■ Stored entries
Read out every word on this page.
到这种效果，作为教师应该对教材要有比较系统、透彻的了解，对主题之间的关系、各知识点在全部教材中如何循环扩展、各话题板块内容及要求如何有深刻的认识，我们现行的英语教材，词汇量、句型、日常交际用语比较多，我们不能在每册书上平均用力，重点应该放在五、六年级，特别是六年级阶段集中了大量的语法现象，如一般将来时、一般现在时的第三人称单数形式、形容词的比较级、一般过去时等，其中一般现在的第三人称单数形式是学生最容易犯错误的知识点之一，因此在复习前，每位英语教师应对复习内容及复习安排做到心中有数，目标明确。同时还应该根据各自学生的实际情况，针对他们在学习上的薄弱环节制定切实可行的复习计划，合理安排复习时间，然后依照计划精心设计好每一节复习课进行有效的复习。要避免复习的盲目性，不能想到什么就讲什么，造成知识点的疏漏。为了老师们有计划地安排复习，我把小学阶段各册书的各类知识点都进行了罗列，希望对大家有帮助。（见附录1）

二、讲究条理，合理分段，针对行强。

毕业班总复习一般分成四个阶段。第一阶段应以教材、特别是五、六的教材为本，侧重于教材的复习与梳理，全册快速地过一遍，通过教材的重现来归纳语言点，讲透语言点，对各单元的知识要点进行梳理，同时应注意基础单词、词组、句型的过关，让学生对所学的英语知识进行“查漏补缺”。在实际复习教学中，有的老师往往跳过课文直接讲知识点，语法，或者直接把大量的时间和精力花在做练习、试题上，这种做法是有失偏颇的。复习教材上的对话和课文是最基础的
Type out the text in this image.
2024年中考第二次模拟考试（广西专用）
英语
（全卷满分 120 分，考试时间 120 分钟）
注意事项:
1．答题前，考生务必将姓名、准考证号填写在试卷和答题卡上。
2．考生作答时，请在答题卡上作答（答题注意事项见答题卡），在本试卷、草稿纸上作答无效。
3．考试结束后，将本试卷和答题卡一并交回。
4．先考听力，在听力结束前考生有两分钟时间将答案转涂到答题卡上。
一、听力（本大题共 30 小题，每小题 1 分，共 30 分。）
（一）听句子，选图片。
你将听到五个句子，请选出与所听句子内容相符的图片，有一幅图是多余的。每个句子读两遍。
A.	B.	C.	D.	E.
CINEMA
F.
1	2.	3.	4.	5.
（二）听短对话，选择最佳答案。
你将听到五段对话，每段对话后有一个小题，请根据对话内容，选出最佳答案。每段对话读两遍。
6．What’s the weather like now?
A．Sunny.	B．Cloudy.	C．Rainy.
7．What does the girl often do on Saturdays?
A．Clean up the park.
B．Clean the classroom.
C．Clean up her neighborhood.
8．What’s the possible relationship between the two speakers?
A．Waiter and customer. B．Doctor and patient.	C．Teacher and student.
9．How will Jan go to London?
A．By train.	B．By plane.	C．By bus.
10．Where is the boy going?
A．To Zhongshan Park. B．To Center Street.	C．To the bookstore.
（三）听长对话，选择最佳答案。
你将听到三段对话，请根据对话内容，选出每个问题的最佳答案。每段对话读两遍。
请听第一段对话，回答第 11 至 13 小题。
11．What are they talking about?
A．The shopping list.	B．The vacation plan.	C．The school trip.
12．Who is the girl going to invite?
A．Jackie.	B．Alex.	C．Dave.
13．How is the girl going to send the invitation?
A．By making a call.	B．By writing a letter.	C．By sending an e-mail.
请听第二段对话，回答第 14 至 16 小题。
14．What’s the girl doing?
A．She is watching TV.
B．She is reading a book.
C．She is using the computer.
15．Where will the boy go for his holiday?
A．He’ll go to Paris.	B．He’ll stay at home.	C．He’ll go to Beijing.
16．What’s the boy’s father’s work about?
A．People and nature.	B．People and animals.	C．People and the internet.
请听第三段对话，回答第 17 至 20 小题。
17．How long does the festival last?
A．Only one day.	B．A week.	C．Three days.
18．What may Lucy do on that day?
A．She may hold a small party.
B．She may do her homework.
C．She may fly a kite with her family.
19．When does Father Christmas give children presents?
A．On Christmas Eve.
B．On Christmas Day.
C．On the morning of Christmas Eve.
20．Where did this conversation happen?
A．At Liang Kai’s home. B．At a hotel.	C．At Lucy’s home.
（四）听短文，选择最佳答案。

■ REQUEST
Each line of the material above needs to be quoted exactly, please.

■ OUTPUT FOR THIS EXERCISE
Read out every word on this page.
到这种效果，作为教师应该对教材要有比较系统、透彻的了解，对主题之间的关系、各知识点在全部教材中如何循环扩展、各话题板块内容及要求如何有深刻的认识，我们现行的英语教材，词汇量、句型、日常交际用语比较多，我们不能在每册书上平均用力，重点应该放在五、六年级，特别是六年级阶段集中了大量的语法现象，如一般将来时、一般现在时的第三人称单数形式、形容词的比较级、一般过去时等，其中一般现在的第三人称单数形式是学生最容易犯错误的知识点之一，因此在复习前，每位英语教师应对复习内容及复习安排做到心中有数，目标明确。同时还应该根据各自学生的实际情况，针对他们在学习上的薄弱环节制定切实可行的复习计划，合理安排复习时间，然后依照计划精心设计好每一节复习课进行有效的复习。要避免复习的盲目性，不能想到什么就讲什么，造成知识点的疏漏。为了老师们有计划地安排复习，我把小学阶段各册书的各类知识点都进行了罗列，希望对大家有帮助。（见附录1）

二、讲究条理，合理分段，针对行强。

毕业班总复习一般分成四个阶段。第一阶段应以教材、特别是五、六的教材为本，侧重于教材的复习与梳理，全册快速地过一遍，通过教材的重现来归纳语言点，讲透语言点，对各单元的知识要点进行梳理，同时应注意基础单词、词组、句型的过关，让学生对所学的英语知识进行“查漏补缺”。在实际复习教学中，有的老师往往跳过课文直接讲知识点，语法，或者直接把大量的时间和精力花在做练习、试题上，这种做法是有失偏颇的。复习教材上的对话和课文是最基础的
Type out the text in this image.
2024年中考第二次模拟考试（广西专用）
英语
（全卷满分 120 分，考试时间 120 分钟）
注意事项:
1．答题前，考生务必将姓名、准考证号填写在试卷和答题卡上。
2．考生作答时，请在答题卡上作答（答题注意事项见答题卡），在本试卷、草稿纸上作答无效。
3．考试结束后，将本试卷和答题卡一并交回。
4．先考听力，在听力结束前考生有两分钟时间将答案转涂到答题卡上。
一、听力（本大题共 30 小题，每小题 1 分，共 30 分。）
（一）听句子，选图片。
你将听到五个句子，请选出与所听句子内容相符的图片，有一幅图是多余的。每个句子读两遍。
A.	B.	C.	D.	E.
CINEMA
F.
1	2.	3.	4.	5.
（二）听短对话，选择最佳答案。
你将听到五段对话，每段对话后有一个小题，请根据对话内容，选出最佳答案。每段对话读两遍。
6．What’s the weather like now?
A．Sunny.	B．Cloudy.	C．Rainy.
7．What does the girl often do on Saturdays?
A．Clean up the park.
B．Clean the classroom.
C．Clean up her neighborhood.
8．What’s the possible relationship between the two speakers?
A．Waiter and customer. B．Doctor and patient.	C．Teacher and student.
9．How will Jan go to London?
A．By train.	B．By plane.	C．By bus.
10．Where is the boy going?
A．To Zhongshan Park. B．To Center Street.	C．To the bookstore.
（三）听长对话，选择最佳答案。
你将听到三段对话，请根据对话内容，选出每个问题的最佳答案。每段对话读两遍。
请听第一段对话，回答第 11 至 13 小题。
11．What are they talking about?
A．The shopping list.	B．The vacation plan.	C．The school trip.
12．Who is the girl going to invite?
A．Jackie.	B．Alex.	C．Dave.
13．How is the girl going to send the invitation?
A．By making a call.	B．By writing a letter.	C．By sending an e-mail.
请听第二段对话，回答第 14 至 16 小题。
14．What’s the girl doing?
A．She is watching TV.
B．She is reading a book.
C．She is using the computer.
15．Where will the boy go for his holiday?
A．He’ll go to Paris.	B．He’ll stay at home.	C．He’ll go to Beijing.
16．What’s the boy’s father’s work about?
A．People and nature.	B．People and animals.	C．People and the internet.
请听第三段对话，回答第 17 至 20 小题。
17．How long does the festival last?
A．Only one day.	B．A week.	C．Three days.
18．What may Lucy do on that day?
A．She may hold a small party.
B．She may do her homework.
C．She may fly a kite with her family.
19．When does Father Christmas give children presents?
A．On Christmas Eve.
B．On Christmas Day.
C．On the morning of Christmas Eve.
20．Where did this conversation happen?
A．At Liang Kai’s home. B．At a hotel.	C．At Lucy’s home.
（四）听短文，选择最佳答案。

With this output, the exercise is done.